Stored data
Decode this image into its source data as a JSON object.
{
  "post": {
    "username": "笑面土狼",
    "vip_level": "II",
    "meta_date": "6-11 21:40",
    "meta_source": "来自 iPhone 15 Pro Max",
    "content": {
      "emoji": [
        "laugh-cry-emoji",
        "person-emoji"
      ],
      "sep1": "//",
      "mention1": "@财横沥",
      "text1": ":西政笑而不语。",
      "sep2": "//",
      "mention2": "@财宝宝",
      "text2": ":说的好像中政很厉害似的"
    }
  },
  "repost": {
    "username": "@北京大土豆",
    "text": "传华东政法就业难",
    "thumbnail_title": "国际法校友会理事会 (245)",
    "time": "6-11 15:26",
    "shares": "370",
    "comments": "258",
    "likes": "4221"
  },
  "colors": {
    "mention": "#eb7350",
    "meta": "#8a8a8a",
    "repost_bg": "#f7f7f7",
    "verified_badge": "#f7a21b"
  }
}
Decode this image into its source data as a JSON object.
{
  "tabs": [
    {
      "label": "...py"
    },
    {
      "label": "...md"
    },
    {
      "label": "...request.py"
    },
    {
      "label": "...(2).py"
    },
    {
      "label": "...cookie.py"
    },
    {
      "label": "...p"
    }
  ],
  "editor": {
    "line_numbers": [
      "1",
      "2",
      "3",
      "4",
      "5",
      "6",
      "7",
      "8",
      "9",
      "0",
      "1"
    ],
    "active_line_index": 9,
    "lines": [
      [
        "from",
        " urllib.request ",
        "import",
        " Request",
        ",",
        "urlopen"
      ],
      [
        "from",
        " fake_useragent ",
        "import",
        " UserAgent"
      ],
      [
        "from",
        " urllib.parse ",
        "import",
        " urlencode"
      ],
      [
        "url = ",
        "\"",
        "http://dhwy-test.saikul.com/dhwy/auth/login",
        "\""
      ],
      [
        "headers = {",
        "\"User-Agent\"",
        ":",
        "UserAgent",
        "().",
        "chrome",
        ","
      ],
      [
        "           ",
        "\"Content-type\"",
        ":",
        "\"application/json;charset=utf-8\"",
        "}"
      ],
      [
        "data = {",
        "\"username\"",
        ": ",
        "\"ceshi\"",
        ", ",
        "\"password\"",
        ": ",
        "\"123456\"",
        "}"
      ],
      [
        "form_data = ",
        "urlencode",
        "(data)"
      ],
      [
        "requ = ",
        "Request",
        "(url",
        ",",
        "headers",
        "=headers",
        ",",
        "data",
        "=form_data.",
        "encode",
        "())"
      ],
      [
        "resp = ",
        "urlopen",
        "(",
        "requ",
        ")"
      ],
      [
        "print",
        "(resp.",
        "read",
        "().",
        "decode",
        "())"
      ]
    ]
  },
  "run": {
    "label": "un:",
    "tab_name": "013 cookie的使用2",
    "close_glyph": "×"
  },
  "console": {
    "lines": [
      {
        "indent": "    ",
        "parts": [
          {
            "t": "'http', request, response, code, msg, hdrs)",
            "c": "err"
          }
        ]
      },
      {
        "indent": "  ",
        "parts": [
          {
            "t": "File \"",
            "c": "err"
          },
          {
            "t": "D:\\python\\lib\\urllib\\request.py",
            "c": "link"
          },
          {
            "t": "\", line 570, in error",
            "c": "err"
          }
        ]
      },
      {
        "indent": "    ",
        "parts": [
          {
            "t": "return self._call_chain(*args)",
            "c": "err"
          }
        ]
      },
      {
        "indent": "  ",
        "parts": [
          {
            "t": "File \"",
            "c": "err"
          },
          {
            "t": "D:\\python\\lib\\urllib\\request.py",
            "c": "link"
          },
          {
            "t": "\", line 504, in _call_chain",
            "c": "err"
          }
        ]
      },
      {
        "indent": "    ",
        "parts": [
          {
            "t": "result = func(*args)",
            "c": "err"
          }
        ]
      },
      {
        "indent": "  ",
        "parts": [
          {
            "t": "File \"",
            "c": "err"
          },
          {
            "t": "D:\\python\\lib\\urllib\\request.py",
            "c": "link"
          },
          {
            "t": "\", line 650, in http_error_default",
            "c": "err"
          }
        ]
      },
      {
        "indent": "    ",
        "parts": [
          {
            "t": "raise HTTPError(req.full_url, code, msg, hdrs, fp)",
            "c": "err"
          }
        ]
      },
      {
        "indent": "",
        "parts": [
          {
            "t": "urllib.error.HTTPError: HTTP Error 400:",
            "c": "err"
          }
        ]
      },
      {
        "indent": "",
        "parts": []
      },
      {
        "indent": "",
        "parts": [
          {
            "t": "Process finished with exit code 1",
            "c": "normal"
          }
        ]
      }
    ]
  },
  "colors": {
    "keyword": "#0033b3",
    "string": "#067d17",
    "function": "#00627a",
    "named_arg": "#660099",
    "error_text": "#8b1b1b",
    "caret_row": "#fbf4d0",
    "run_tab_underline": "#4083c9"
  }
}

PROBLEM TO SOLVE
All of the material above needs to be retyped word for word.

WRITTEN SOLUTION
Decode this image into its source data as a JSON object.
{
  "post": {
    "username": "笑面土狼",
    "vip_level": "II",
    "meta_date": "6-11 21:40",
    "meta_source": "来自 iPhone 15 Pro Max",
    "content": {
      "emoji": [
        "laugh-cry-emoji",
        "person-emoji"
      ],
      "sep1": "//",
      "mention1": "@财横沥",
      "text1": ":西政笑而不语。",
      "sep2": "//",
      "mention2": "@财宝宝",
      "text2": ":说的好像中政很厉害似的"
    }
  },
  "repost": {
    "username": "@北京大土豆",
    "text": "传华东政法就业难",
    "thumbnail_title": "国际法校友会理事会 (245)",
    "time": "6-11 15:26",
    "shares": "370",
    "comments": "258",
    "likes": "4221"
  },
  "colors": {
    "mention": "#eb7350",
    "meta": "#8a8a8a",
    "repost_bg": "#f7f7f7",
    "verified_badge": "#f7a21b"
  }
}
Decode this image into its source data as a JSON object.
{
  "tabs": [
    {
      "label": "...py"
    },
    {
      "label": "...md"
    },
    {
      "label": "...request.py"
    },
    {
      "label": "...(2).py"
    },
    {
      "label": "...cookie.py"
    },
    {
      "label": "...p"
    }
  ],
  "editor": {
    "line_numbers": [
      "1",
      "2",
      "3",
      "4",
      "5",
      "6",
      "7",
      "8",
      "9",
      "0",
      "1"
    ],
    "active_line_index": 9,
    "lines": [
      [
        "from",
        " urllib.request ",
        "import",
        " Request",
        ",",
        "urlopen"
      ],
      [
        "from",
        " fake_useragent ",
        "import",
        " UserAgent"
      ],
      [
        "from",
        " urllib.parse ",
        "import",
        " urlencode"
      ],
      [
        "url = ",
        "\"",
        "http://dhwy-test.saikul.com/dhwy/auth/login",
        "\""
      ],
      [
        "headers = {",
        "\"User-Agent\"",
        ":",
        "UserAgent",
        "().",
        "chrome",
        ","
      ],
      [
        "           ",
        "\"Content-type\"",
        ":",
        "\"application/json;charset=utf-8\"",
        "}"
      ],
      [
        "data = {",
        "\"username\"",
        ": ",
        "\"ceshi\"",
        ", ",
        "\"password\"",
        ": ",
        "\"123456\"",
        "}"
      ],
      [
        "form_data = ",
        "urlencode",
        "(data)"
      ],
      [
        "requ = ",
        "Request",
        "(url",
        ",",
        "headers",
        "=headers",
        ",",
        "data",
        "=form_data.",
        "encode",
        "())"
      ],
      [
        "resp = ",
        "urlopen",
        "(",
        "requ",
        ")"
      ],
      [
        "print",
        "(resp.",
        "read",
        "().",
        "decode",
        "())"
      ]
    ]
  },
  "run": {
    "label": "un:",
    "tab_name": "013 cookie的使用2",
    "close_glyph": "×"
  },
  "console": {
    "lines": [
      {
        "indent": "    ",
        "parts": [
          {
            "t": "'http', request, response, code, msg, hdrs)",
            "c": "err"
          }
        ]
      },
      {
        "indent": "  ",
        "parts": [
          {
            "t": "File \"",
            "c": "err"
          },
          {
            "t": "D:\\python\\lib\\urllib\\request.py",
            "c": "link"
          },
          {
            "t": "\", line 570, in error",
            "c": "err"
          }
        ]
      },
      {
        "indent": "    ",
        "parts": [
          {
            "t": "return self._call_chain(*args)",
            "c": "err"
          }
        ]
      },
      {
        "indent": "  ",
        "parts": [
          {
            "t": "File \"",
            "c": "err"
          },
          {
            "t": "D:\\python\\lib\\urllib\\request.py",
            "c": "link"
          },
          {
            "t": "\", line 504, in _call_chain",
            "c": "err"
          }
        ]
      },
      {
        "indent": "    ",
        "parts": [
          {
            "t": "result = func(*args)",
            "c": "err"
          }
        ]
      },
      {
        "indent": "  ",
        "parts": [
          {
            "t": "File \"",
            "c": "err"
          },
          {
            "t": "D:\\python\\lib\\urllib\\request.py",
            "c": "link"
          },
          {
            "t": "\", line 650, in http_error_default",
            "c": "err"
          }
        ]
      },
      {
        "indent": "    ",
        "parts": [
          {
            "t": "raise HTTPError(req.full_url, code, msg, hdrs, fp)",
            "c": "err"
          }
        ]
      },
      {
        "indent": "",
        "parts": [
          {
            "t": "urllib.error.HTTPError: HTTP Error 400:",
            "c": "err"
          }
        ]
      },
      {
        "indent": "",
        "parts": []
      },
      {
        "indent": "",
        "parts": [
          {
            "t": "Process finished with exit code 1",
            "c": "normal"
          }
        ]
      }
    ]
  },
  "colors": {
    "keyword": "#0033b3",
    "string": "#067d17",
    "function": "#00627a",
    "named_arg": "#660099",
    "error_text": "#8b1b1b",
    "caret_row": "#fbf4d0",
    "run_tab_underline": "#4083c9"
  }
}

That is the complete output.